| FRAGMENTO SELECCIONADO |
************

Legislar, una gran responsabilidad

 

Congreso de Quintana Roo

Eduardo Lara Peniche

 

A lo largo de la historia de la humanidad una de las funciones más importantes en las distintas sociedades del mundo ha sido la administración de los recursos públicos y la justicia, por lo mismo, en todas las culturas quienes han sido los encargados de administrar los recursos de los gobiernos y la justicia fueron personas con cualidades que garantizaban sabiduría para dirigir las acciones de gobierno, administrar los recursos, así como inteligencia para mantener el equilibrio social.

************

| DATOS SIN PROCESAR |
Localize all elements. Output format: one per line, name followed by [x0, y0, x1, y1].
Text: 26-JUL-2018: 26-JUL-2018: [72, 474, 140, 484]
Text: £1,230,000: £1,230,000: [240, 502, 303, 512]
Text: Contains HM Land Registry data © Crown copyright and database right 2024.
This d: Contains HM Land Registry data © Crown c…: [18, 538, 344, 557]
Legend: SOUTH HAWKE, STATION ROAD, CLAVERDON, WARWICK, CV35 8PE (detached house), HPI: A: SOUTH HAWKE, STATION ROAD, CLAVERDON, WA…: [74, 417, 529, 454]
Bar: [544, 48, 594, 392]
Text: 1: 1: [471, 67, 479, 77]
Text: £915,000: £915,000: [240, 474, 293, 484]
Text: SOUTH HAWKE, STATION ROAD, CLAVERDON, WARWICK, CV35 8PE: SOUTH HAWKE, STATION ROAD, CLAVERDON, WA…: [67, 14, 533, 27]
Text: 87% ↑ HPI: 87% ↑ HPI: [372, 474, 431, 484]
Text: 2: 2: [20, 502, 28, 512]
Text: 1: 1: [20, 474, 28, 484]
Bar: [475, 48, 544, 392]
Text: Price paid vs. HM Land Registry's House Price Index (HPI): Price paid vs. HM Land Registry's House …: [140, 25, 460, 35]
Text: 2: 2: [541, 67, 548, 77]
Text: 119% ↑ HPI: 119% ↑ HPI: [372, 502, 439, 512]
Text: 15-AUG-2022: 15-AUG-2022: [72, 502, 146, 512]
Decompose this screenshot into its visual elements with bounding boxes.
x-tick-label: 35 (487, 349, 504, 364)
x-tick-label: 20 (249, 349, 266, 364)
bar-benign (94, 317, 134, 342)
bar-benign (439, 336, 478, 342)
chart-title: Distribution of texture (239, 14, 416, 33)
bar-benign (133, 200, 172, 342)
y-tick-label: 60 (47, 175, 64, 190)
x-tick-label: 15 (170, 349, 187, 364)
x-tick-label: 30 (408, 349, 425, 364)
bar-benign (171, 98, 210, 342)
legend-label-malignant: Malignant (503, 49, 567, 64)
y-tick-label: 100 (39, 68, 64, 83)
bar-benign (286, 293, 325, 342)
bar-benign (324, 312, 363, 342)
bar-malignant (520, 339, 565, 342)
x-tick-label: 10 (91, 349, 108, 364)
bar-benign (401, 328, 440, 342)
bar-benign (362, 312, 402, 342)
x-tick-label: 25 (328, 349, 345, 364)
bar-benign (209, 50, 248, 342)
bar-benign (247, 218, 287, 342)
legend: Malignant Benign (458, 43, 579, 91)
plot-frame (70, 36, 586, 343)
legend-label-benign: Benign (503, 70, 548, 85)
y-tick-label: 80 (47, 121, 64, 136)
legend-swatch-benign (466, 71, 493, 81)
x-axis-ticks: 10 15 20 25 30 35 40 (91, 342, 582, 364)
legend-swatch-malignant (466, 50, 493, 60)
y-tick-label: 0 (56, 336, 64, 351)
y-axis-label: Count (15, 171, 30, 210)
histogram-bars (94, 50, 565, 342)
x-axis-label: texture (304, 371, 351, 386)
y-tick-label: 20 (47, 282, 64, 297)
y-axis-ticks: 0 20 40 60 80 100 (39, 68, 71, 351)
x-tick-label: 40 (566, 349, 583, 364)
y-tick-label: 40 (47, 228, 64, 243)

************

| INSTRUCCIONES DE LA TAREA |
Continúa el texto sobre la responsabilidad de legislar a partir de su última oración.

| ESPACIO DE RESPUESTA |
En todas las sociedades antiguas la responsabilidad de gobernar recaía en personas de edad madura, quienes combinaban conocimientos, experiencia, madurez, inteligencia y fortaleza, cualidades que permitían asegurar una organización equilibrada en la que cada una de las clases sociales cumpliera con sus funciones para el bienestar común, sin embargo, la ambición de unos cuantos siempre ha sido el mayor obstáculo que han enfrentado las sociedades a través de la historia de la humanidad, y Quintana Roo no ha sido la excepción.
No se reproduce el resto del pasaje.